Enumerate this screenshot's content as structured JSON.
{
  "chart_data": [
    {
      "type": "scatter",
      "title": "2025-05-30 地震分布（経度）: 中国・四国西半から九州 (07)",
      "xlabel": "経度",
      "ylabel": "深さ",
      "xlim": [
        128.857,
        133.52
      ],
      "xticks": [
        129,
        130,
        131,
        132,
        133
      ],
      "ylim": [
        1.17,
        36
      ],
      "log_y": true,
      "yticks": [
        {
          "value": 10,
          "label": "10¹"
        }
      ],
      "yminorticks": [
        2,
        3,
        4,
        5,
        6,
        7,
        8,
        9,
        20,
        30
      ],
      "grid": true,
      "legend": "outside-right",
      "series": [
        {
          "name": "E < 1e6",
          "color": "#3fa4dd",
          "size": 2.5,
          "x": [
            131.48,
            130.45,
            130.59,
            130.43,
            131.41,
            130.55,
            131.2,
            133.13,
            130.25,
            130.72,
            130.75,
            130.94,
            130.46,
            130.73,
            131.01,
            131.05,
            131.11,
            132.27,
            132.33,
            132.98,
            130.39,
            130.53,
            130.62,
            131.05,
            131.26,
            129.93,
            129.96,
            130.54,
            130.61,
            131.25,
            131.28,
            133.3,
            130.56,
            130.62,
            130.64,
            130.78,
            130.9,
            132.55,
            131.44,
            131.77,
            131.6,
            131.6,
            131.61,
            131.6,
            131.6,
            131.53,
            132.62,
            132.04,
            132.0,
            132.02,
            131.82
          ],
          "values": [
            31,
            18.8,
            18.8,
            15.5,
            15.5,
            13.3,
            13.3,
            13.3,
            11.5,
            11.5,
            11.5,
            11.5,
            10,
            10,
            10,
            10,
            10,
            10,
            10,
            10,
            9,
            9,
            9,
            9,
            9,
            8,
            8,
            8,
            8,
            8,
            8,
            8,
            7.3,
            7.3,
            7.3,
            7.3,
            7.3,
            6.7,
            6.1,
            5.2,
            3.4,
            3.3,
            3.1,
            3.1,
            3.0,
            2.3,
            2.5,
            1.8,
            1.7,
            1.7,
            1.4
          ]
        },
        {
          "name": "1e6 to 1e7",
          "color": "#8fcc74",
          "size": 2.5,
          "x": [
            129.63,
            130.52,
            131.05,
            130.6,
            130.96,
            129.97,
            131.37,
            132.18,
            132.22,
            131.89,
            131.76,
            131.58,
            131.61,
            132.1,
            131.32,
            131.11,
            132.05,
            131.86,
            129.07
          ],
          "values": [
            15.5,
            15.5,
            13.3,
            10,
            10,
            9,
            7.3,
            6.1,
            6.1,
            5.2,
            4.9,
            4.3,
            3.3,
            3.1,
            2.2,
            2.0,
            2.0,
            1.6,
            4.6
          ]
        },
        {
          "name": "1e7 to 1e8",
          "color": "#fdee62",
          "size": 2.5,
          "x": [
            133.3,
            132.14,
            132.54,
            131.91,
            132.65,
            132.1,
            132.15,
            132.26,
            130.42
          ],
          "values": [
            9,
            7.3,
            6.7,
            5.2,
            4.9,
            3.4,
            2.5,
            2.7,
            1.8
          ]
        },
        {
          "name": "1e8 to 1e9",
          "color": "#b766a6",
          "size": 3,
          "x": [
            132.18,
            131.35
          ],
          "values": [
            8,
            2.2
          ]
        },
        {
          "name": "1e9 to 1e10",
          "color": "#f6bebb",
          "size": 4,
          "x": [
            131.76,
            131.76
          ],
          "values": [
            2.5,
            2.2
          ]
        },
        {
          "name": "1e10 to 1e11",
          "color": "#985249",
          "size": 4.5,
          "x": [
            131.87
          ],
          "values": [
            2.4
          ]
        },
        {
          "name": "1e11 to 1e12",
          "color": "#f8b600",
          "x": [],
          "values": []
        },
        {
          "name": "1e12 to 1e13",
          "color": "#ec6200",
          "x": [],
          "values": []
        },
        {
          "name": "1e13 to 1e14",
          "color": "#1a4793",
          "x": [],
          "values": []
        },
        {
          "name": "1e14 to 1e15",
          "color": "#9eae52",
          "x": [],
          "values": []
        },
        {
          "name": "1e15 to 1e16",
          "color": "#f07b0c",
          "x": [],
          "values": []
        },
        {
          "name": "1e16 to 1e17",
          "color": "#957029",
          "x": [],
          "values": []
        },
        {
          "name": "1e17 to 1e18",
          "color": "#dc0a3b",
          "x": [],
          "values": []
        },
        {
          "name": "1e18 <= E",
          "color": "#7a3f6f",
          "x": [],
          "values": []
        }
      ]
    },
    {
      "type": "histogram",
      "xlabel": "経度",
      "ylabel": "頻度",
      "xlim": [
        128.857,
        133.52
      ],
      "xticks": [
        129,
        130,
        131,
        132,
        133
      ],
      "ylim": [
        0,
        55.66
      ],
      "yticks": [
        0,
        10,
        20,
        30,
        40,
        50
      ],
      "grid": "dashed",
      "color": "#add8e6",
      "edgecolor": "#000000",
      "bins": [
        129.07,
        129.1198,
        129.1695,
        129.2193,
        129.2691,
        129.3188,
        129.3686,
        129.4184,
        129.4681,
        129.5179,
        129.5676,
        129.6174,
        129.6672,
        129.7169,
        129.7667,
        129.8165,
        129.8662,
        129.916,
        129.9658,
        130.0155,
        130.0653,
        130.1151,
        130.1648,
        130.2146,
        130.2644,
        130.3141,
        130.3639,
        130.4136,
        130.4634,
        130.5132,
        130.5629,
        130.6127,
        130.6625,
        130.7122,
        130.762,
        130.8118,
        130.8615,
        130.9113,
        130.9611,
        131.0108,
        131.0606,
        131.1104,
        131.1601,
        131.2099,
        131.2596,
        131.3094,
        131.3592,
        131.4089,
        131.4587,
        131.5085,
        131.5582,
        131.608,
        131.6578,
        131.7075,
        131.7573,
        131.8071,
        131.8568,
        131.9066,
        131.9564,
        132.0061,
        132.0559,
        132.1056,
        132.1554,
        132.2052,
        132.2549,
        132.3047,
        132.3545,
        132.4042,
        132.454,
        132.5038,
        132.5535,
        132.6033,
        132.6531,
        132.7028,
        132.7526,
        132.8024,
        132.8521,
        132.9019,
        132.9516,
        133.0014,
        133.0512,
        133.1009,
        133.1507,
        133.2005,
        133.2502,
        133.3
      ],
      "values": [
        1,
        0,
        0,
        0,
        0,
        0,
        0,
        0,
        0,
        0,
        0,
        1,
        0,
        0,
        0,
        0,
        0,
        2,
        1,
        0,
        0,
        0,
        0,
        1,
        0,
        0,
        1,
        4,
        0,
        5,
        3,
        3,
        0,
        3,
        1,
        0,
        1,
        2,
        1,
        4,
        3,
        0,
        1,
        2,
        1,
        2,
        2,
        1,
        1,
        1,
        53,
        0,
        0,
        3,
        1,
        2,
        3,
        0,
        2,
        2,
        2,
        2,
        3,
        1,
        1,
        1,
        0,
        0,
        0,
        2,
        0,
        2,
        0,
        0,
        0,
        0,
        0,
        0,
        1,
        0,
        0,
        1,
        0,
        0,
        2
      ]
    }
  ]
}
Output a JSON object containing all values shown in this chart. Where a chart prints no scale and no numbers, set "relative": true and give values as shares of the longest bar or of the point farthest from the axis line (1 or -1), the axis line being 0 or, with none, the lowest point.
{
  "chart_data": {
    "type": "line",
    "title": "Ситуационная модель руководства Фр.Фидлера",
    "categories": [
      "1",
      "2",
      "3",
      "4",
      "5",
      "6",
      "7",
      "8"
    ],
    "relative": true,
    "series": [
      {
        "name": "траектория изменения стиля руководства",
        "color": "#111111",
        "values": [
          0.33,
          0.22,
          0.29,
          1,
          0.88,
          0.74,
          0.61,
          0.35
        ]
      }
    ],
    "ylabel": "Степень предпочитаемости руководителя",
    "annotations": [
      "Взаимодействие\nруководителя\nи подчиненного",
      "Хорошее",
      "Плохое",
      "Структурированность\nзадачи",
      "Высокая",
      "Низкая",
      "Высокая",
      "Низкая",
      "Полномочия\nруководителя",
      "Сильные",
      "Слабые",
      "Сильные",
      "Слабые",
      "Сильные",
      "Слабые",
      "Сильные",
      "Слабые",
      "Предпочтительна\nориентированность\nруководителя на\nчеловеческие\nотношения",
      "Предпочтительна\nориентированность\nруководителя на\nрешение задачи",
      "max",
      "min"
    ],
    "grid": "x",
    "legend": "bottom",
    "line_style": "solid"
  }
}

***

# EXERCISE INSTRUCTIONS
In the records above, locate each line with the word "nориентированность". Copy all such lines.

# SOLUTION FOR THIS TASK
      "Предпочтительна\nориентированность\nруководителя на\nчеловеческие\nотношения",
      "Предпочтительна\nориентированность\nруководителя на\nрешение задачи",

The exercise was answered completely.